§ What you should do: Write out the data below in full, unchanged, minus the images.

* START Given data *

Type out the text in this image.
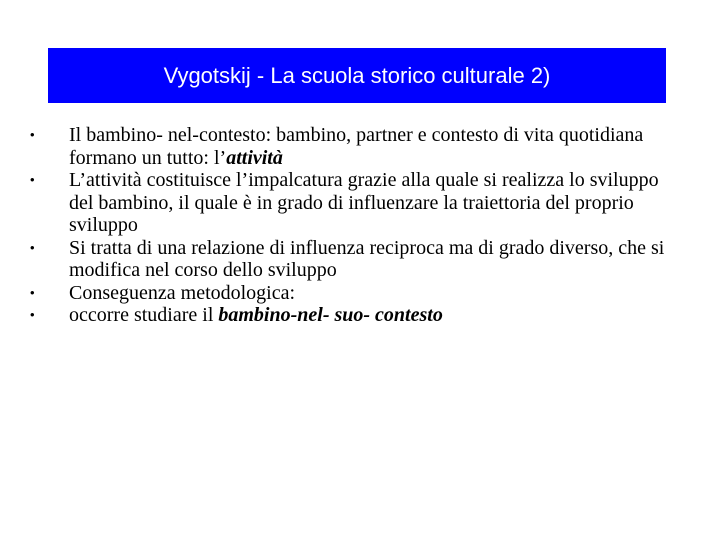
Vygotskij - La scuola storico culturale 2)
•	Il bambino- nel-contesto: bambino, partner e contesto di vita quotidiana formano un tutto: l’attività
•	L’attività costituisce l’impalcatura grazie alla quale si realizza lo sviluppo del bambino, il quale è in grado di influenzare la traiettoria del proprio sviluppo
•	Si tratta di una relazione di influenza reciproca ma di grado diverso, che si modifica nel corso dello sviluppo
•	Conseguenza metodologica:
•	occorre studiare il bambino-nel- suo- contesto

* END Given data *

§ Expected answer:
Type out the text in this image.
Vygotskij - La scuola storico culturale 2)
•	Il bambino- nel-contesto: bambino, partner e contesto di vita quotidiana formano un tutto: l’attività
•	L’attività costituisce l’impalcatura grazie alla quale si realizza lo sviluppo del bambino, il quale è in grado di influenzare la traiettoria del proprio sviluppo
•	Si tratta di una relazione di influenza reciproca ma di grado diverso, che si modifica nel corso dello sviluppo
•	Conseguenza metodologica:
•	occorre studiare il bambino-nel- suo- contesto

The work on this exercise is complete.